- WHAT YOU NEED TO DO: Retype all of the data exactly as given.
▬▬▬▬▬▬
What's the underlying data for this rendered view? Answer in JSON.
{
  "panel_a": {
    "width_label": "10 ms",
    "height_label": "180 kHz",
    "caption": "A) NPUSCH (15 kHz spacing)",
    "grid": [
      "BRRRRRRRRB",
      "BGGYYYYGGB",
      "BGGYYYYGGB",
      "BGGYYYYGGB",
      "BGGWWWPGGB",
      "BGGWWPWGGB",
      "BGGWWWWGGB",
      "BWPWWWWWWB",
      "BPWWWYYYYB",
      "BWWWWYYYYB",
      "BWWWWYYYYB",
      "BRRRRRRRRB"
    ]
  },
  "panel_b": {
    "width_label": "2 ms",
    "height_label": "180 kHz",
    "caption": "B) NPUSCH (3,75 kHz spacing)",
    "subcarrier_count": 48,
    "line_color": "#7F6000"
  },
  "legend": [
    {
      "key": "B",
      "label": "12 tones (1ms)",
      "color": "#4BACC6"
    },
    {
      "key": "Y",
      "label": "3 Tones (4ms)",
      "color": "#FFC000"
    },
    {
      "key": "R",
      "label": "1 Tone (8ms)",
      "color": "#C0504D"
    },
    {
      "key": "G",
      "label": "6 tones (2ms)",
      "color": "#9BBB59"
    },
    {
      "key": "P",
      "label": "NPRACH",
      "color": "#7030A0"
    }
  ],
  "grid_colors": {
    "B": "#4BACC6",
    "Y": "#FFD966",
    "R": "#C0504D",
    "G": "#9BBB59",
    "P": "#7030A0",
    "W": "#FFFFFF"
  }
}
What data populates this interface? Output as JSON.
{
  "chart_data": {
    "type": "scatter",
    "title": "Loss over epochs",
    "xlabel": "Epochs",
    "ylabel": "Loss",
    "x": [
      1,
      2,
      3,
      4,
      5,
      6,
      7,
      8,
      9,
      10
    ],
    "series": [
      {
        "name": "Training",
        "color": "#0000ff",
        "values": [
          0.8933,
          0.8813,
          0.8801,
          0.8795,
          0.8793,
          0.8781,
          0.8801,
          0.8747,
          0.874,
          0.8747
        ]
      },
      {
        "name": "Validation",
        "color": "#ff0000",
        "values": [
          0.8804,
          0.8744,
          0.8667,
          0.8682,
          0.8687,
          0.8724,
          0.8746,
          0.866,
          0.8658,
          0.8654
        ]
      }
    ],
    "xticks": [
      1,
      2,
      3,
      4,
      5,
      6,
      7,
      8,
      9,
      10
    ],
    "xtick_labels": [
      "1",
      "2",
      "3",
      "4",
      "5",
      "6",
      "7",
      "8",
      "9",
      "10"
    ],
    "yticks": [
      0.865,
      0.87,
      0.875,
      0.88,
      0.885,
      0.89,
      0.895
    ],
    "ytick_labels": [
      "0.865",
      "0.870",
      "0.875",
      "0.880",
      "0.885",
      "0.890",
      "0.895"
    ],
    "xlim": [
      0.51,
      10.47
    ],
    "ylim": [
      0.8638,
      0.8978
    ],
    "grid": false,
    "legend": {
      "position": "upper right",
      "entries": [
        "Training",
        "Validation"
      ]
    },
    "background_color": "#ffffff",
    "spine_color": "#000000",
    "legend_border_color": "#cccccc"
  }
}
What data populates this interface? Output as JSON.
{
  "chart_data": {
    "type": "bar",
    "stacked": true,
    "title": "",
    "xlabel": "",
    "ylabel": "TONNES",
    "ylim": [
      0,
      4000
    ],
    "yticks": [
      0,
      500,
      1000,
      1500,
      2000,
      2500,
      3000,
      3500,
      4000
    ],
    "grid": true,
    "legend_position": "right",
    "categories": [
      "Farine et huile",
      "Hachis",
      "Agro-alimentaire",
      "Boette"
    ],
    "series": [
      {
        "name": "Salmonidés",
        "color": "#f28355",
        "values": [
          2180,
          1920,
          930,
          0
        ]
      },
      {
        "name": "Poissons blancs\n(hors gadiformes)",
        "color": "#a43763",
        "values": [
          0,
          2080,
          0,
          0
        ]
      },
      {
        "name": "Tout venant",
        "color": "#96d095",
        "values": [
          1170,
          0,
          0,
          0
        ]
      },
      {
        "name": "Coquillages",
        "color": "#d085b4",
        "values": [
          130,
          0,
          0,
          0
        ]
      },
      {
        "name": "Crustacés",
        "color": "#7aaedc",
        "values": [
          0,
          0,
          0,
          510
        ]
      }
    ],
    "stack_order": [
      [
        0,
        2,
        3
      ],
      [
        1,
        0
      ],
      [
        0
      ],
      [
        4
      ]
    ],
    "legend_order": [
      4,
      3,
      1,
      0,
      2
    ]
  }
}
▬▬▬▬▬▬
- SOLVED EXERCISE:
What's the underlying data for this rendered view? Answer in JSON.
{
  "panel_a": {
    "width_label": "10 ms",
    "height_label": "180 kHz",
    "caption": "A) NPUSCH (15 kHz spacing)",
    "grid": [
      "BRRRRRRRRB",
      "BGGYYYYGGB",
      "BGGYYYYGGB",
      "BGGYYYYGGB",
      "BGGWWWPGGB",
      "BGGWWPWGGB",
      "BGGWWWWGGB",
      "BWPWWWWWWB",
      "BPWWWYYYYB",
      "BWWWWYYYYB",
      "BWWWWYYYYB",
      "BRRRRRRRRB"
    ]
  },
  "panel_b": {
    "width_label": "2 ms",
    "height_label": "180 kHz",
    "caption": "B) NPUSCH (3,75 kHz spacing)",
    "subcarrier_count": 48,
    "line_color": "#7F6000"
  },
  "legend": [
    {
      "key": "B",
      "label": "12 tones (1ms)",
      "color": "#4BACC6"
    },
    {
      "key": "Y",
      "label": "3 Tones (4ms)",
      "color": "#FFC000"
    },
    {
      "key": "R",
      "label": "1 Tone (8ms)",
      "color": "#C0504D"
    },
    {
      "key": "G",
      "label": "6 tones (2ms)",
      "color": "#9BBB59"
    },
    {
      "key": "P",
      "label": "NPRACH",
      "color": "#7030A0"
    }
  ],
  "grid_colors": {
    "B": "#4BACC6",
    "Y": "#FFD966",
    "R": "#C0504D",
    "G": "#9BBB59",
    "P": "#7030A0",
    "W": "#FFFFFF"
  }
}
What data populates this interface? Output as JSON.
{
  "chart_data": {
    "type": "scatter",
    "title": "Loss over epochs",
    "xlabel": "Epochs",
    "ylabel": "Loss",
    "x": [
      1,
      2,
      3,
      4,
      5,
      6,
      7,
      8,
      9,
      10
    ],
    "series": [
      {
        "name": "Training",
        "color": "#0000ff",
        "values": [
          0.8933,
          0.8813,
          0.8801,
          0.8795,
          0.8793,
          0.8781,
          0.8801,
          0.8747,
          0.874,
          0.8747
        ]
      },
      {
        "name": "Validation",
        "color": "#ff0000",
        "values": [
          0.8804,
          0.8744,
          0.8667,
          0.8682,
          0.8687,
          0.8724,
          0.8746,
          0.866,
          0.8658,
          0.8654
        ]
      }
    ],
    "xticks": [
      1,
      2,
      3,
      4,
      5,
      6,
      7,
      8,
      9,
      10
    ],
    "xtick_labels": [
      "1",
      "2",
      "3",
      "4",
      "5",
      "6",
      "7",
      "8",
      "9",
      "10"
    ],
    "yticks": [
      0.865,
      0.87,
      0.875,
      0.88,
      0.885,
      0.89,
      0.895
    ],
    "ytick_labels": [
      "0.865",
      "0.870",
      "0.875",
      "0.880",
      "0.885",
      "0.890",
      "0.895"
    ],
    "xlim": [
      0.51,
      10.47
    ],
    "ylim": [
      0.8638,
      0.8978
    ],
    "grid": false,
    "legend": {
      "position": "upper right",
      "entries": [
        "Training",
        "Validation"
      ]
    },
    "background_color": "#ffffff",
    "spine_color": "#000000",
    "legend_border_color": "#cccccc"
  }
}
What data populates this interface? Output as JSON.
{
  "chart_data": {
    "type": "bar",
    "stacked": true,
    "title": "",
    "xlabel": "",
    "ylabel": "TONNES",
    "ylim": [
      0,
      4000
    ],
    "yticks": [
      0,
      500,
      1000,
      1500,
      2000,
      2500,
      3000,
      3500,
      4000
    ],
    "grid": true,
    "legend_position": "right",
    "categories": [
      "Farine et huile",
      "Hachis",
      "Agro-alimentaire",
      "Boette"
    ],
    "series": [
      {
        "name": "Salmonidés",
        "color": "#f28355",
        "values": [
          2180,
          1920,
          930,
          0
        ]
      },
      {
        "name": "Poissons blancs\n(hors gadiformes)",
        "color": "#a43763",
        "values": [
          0,
          2080,
          0,
          0
        ]
      },
      {
        "name": "Tout venant",
        "color": "#96d095",
        "values": [
          1170,
          0,
          0,
          0
        ]
      },
      {
        "name": "Coquillages",
        "color": "#d085b4",
        "values": [
          130,
          0,
          0,
          0
        ]
      },
      {
        "name": "Crustacés",
        "color": "#7aaedc",
        "values": [
          0,
          0,
          0,
          510
        ]
      }
    ],
    "stack_order": [
      [
        0,
        2,
        3
      ],
      [
        1,
        0
      ],
      [
        0
      ],
      [
        4
      ]
    ],
    "legend_order": [
      4,
      3,
      1,
      0,
      2
    ]
  }
}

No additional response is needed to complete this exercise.